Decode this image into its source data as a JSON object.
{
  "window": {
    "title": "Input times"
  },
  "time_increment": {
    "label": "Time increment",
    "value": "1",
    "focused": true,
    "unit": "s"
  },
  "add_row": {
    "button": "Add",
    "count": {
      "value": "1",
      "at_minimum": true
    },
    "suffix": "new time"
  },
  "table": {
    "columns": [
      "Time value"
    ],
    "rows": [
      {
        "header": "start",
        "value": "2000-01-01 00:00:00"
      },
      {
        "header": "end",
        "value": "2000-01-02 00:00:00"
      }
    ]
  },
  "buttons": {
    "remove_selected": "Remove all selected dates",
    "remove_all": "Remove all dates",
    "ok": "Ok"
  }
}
——
#### CHALLENGE
Transcribe all of the entries without altering anything.

#### REPLY
Decode this image into its source data as a JSON object.
{
  "window": {
    "title": "Input times"
  },
  "time_increment": {
    "label": "Time increment",
    "value": "1",
    "focused": true,
    "unit": "s"
  },
  "add_row": {
    "button": "Add",
    "count": {
      "value": "1",
      "at_minimum": true
    },
    "suffix": "new time"
  },
  "table": {
    "columns": [
      "Time value"
    ],
    "rows": [
      {
        "header": "start",
        "value": "2000-01-01 00:00:00"
      },
      {
        "header": "end",
        "value": "2000-01-02 00:00:00"
      }
    ]
  },
  "buttons": {
    "remove_selected": "Remove all selected dates",
    "remove_all": "Remove all dates",
    "ok": "Ok"
  }
}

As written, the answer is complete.